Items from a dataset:
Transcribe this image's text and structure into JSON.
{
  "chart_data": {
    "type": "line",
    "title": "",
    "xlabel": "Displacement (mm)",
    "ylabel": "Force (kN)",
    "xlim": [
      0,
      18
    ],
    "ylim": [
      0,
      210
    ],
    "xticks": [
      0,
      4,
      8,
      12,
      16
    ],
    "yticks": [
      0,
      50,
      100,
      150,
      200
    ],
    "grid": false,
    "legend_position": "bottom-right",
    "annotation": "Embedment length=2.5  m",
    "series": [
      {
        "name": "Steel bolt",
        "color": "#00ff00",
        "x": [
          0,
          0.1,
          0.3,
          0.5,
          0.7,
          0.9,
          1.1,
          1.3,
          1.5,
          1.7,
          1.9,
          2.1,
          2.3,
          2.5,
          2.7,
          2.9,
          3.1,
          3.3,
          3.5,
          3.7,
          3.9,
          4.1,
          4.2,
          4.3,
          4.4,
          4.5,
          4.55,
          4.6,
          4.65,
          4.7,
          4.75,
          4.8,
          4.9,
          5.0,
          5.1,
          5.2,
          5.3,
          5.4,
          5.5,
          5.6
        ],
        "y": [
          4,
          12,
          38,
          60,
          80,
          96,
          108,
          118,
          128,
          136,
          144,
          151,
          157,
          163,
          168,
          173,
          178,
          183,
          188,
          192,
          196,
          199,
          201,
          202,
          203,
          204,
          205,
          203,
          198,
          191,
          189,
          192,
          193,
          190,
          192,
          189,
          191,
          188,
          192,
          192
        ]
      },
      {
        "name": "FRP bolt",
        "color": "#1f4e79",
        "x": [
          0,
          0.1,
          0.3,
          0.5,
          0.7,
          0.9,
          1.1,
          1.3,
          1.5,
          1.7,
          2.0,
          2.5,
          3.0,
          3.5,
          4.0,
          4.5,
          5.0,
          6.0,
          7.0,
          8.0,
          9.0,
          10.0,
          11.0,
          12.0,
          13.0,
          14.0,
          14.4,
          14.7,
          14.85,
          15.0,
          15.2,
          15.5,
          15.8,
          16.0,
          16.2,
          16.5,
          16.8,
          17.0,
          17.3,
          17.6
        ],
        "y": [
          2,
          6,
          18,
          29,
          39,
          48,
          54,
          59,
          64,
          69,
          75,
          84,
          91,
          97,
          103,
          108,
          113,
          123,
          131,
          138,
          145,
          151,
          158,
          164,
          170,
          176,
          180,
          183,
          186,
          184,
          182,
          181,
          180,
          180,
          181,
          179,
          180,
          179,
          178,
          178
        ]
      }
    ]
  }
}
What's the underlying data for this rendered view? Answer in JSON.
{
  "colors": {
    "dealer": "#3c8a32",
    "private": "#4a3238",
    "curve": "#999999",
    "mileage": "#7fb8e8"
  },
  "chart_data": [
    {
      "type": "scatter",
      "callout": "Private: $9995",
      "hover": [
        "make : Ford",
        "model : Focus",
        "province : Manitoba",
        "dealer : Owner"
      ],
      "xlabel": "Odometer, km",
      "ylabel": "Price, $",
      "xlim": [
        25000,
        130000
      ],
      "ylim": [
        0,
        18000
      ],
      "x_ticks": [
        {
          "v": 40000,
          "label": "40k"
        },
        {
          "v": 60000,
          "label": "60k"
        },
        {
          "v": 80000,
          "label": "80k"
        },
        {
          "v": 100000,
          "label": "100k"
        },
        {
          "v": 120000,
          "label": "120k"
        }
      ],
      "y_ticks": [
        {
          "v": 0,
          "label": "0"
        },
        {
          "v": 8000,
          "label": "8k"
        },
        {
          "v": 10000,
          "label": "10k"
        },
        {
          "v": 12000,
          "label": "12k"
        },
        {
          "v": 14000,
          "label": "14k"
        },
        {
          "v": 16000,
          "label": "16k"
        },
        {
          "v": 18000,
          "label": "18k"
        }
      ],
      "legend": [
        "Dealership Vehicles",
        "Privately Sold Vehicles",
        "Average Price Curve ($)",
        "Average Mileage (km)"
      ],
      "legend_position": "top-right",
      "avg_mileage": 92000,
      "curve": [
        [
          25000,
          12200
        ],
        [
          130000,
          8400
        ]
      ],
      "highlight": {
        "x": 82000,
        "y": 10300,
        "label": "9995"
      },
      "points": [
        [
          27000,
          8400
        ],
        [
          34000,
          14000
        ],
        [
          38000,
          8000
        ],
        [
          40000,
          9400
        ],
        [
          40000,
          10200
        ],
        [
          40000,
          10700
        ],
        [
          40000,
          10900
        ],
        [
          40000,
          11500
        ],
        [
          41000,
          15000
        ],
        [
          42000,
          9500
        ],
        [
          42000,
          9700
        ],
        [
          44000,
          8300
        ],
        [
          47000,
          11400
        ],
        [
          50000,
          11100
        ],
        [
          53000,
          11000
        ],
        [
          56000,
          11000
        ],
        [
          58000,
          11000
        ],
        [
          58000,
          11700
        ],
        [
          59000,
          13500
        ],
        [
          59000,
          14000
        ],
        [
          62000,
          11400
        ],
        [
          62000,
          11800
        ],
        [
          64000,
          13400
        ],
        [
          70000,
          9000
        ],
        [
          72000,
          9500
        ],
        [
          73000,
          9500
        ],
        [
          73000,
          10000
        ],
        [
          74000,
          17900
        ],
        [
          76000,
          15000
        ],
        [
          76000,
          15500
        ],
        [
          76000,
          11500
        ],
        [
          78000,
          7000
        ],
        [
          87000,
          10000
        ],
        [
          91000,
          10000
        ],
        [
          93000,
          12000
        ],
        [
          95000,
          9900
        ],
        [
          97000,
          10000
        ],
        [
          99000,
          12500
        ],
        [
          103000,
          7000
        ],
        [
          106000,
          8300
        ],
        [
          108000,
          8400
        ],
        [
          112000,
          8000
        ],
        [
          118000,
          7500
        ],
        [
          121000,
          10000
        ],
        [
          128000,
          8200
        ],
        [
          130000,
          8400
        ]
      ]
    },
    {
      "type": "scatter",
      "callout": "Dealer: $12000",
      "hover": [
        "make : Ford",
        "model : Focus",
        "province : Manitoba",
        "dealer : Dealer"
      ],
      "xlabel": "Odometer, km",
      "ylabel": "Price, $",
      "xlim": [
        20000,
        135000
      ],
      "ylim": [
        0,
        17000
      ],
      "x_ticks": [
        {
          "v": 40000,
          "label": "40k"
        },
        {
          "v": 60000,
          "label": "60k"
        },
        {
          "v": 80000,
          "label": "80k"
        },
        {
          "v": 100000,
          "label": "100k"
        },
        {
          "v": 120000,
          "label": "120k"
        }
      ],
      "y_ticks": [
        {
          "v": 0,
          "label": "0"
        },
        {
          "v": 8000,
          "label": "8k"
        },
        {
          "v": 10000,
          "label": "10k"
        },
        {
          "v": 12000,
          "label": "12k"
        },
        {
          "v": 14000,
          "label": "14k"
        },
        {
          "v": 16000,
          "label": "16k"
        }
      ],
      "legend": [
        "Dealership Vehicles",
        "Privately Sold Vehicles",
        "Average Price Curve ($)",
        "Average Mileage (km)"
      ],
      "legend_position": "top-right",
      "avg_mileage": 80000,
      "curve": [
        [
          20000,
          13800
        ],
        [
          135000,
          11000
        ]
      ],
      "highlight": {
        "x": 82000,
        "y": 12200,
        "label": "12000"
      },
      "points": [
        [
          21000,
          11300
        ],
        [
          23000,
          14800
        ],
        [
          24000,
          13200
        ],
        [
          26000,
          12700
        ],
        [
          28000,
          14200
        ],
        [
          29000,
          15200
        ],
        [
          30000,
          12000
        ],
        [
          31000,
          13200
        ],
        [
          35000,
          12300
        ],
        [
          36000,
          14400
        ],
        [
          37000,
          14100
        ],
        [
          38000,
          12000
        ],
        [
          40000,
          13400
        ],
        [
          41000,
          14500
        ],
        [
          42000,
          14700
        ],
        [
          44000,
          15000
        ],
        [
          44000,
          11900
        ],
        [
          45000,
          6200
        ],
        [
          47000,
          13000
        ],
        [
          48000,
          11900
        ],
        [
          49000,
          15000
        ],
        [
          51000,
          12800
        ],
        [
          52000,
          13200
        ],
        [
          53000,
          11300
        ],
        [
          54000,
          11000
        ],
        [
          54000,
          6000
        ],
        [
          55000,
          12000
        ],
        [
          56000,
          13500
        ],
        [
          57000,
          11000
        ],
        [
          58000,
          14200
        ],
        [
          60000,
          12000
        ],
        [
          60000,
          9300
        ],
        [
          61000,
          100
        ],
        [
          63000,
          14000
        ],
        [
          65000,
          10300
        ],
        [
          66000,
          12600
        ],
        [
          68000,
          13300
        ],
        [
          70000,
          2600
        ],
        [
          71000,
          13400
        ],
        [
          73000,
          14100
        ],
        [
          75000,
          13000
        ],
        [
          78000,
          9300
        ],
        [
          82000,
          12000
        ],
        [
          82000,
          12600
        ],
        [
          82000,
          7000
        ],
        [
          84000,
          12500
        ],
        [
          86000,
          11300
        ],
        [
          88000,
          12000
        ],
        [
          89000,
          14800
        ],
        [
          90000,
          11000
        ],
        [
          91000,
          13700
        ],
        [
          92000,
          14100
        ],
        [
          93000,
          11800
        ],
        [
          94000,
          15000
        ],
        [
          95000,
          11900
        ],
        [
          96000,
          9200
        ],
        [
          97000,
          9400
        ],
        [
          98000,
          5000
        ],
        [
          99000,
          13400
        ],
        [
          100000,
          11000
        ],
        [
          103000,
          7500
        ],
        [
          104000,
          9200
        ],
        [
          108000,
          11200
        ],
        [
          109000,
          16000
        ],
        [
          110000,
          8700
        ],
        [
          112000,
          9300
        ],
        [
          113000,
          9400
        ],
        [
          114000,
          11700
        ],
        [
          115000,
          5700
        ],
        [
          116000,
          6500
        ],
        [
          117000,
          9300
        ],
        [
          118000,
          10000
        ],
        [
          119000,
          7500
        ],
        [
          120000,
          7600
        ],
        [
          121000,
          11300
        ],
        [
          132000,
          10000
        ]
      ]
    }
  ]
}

_Work instructions:_
Above are the records; copy every line in them that holds the word "JSON".

_The completed task:_
Transcribe this image's text and structure into JSON.
What's the underlying data for this rendered view? Answer in JSON.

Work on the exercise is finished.